Given exercise: Reproduce the entries exactly.

[START OF Working data]

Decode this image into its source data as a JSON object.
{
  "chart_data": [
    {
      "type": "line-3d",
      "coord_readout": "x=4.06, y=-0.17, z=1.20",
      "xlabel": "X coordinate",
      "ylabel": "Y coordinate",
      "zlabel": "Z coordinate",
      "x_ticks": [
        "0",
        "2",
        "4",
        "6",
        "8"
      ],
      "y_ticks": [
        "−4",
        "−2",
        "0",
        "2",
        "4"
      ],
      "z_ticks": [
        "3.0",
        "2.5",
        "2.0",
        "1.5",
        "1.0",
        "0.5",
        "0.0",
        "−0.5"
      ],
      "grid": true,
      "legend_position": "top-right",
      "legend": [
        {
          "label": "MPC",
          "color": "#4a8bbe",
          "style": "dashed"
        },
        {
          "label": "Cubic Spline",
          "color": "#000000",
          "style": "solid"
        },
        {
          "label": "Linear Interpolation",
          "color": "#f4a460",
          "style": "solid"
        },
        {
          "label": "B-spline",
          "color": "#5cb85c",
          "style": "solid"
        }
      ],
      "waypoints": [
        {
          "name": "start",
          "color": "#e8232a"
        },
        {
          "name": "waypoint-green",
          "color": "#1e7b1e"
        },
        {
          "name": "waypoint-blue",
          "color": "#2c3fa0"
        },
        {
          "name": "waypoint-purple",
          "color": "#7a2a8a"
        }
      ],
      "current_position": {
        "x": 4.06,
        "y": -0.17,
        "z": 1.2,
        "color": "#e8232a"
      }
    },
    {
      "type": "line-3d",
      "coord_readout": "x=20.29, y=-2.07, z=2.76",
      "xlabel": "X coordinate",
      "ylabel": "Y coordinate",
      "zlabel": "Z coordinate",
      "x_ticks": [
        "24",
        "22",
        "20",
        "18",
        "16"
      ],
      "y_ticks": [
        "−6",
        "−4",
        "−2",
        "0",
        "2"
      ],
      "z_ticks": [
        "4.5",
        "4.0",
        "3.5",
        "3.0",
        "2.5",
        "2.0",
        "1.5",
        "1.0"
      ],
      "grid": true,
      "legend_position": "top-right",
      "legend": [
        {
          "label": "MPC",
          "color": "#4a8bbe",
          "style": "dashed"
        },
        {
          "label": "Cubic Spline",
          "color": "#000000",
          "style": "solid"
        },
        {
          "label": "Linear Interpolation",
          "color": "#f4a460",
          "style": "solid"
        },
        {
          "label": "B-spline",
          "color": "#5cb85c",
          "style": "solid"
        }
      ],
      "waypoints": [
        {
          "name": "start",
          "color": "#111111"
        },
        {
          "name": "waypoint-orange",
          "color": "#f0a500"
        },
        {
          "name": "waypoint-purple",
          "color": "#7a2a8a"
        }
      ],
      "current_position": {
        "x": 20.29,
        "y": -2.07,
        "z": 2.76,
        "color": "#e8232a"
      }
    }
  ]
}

[END OF Working data]

Complete answer:
Decode this image into its source data as a JSON object.
{
  "chart_data": [
    {
      "type": "line-3d",
      "coord_readout": "x=4.06, y=-0.17, z=1.20",
      "xlabel": "X coordinate",
      "ylabel": "Y coordinate",
      "zlabel": "Z coordinate",
      "x_ticks": [
        "0",
        "2",
        "4",
        "6",
        "8"
      ],
      "y_ticks": [
        "−4",
        "−2",
        "0",
        "2",
        "4"
      ],
      "z_ticks": [
        "3.0",
        "2.5",
        "2.0",
        "1.5",
        "1.0",
        "0.5",
        "0.0",
        "−0.5"
      ],
      "grid": true,
      "legend_position": "top-right",
      "legend": [
        {
          "label": "MPC",
          "color": "#4a8bbe",
          "style": "dashed"
        },
        {
          "label": "Cubic Spline",
          "color": "#000000",
          "style": "solid"
        },
        {
          "label": "Linear Interpolation",
          "color": "#f4a460",
          "style": "solid"
        },
        {
          "label": "B-spline",
          "color": "#5cb85c",
          "style": "solid"
        }
      ],
      "waypoints": [
        {
          "name": "start",
          "color": "#e8232a"
        },
        {
          "name": "waypoint-green",
          "color": "#1e7b1e"
        },
        {
          "name": "waypoint-blue",
          "color": "#2c3fa0"
        },
        {
          "name": "waypoint-purple",
          "color": "#7a2a8a"
        }
      ],
      "current_position": {
        "x": 4.06,
        "y": -0.17,
        "z": 1.2,
        "color": "#e8232a"
      }
    },
    {
      "type": "line-3d",
      "coord_readout": "x=20.29, y=-2.07, z=2.76",
      "xlabel": "X coordinate",
      "ylabel": "Y coordinate",
      "zlabel": "Z coordinate",
      "x_ticks": [
        "24",
        "22",
        "20",
        "18",
        "16"
      ],
      "y_ticks": [
        "−6",
        "−4",
        "−2",
        "0",
        "2"
      ],
      "z_ticks": [
        "4.5",
        "4.0",
        "3.5",
        "3.0",
        "2.5",
        "2.0",
        "1.5",
        "1.0"
      ],
      "grid": true,
      "legend_position": "top-right",
      "legend": [
        {
          "label": "MPC",
          "color": "#4a8bbe",
          "style": "dashed"
        },
        {
          "label": "Cubic Spline",
          "color": "#000000",
          "style": "solid"
        },
        {
          "label": "Linear Interpolation",
          "color": "#f4a460",
          "style": "solid"
        },
        {
          "label": "B-spline",
          "color": "#5cb85c",
          "style": "solid"
        }
      ],
      "waypoints": [
        {
          "name": "start",
          "color": "#111111"
        },
        {
          "name": "waypoint-orange",
          "color": "#f0a500"
        },
        {
          "name": "waypoint-purple",
          "color": "#7a2a8a"
        }
      ],
      "current_position": {
        "x": 20.29,
        "y": -2.07,
        "z": 2.76,
        "color": "#e8232a"
      }
    }
  ]
}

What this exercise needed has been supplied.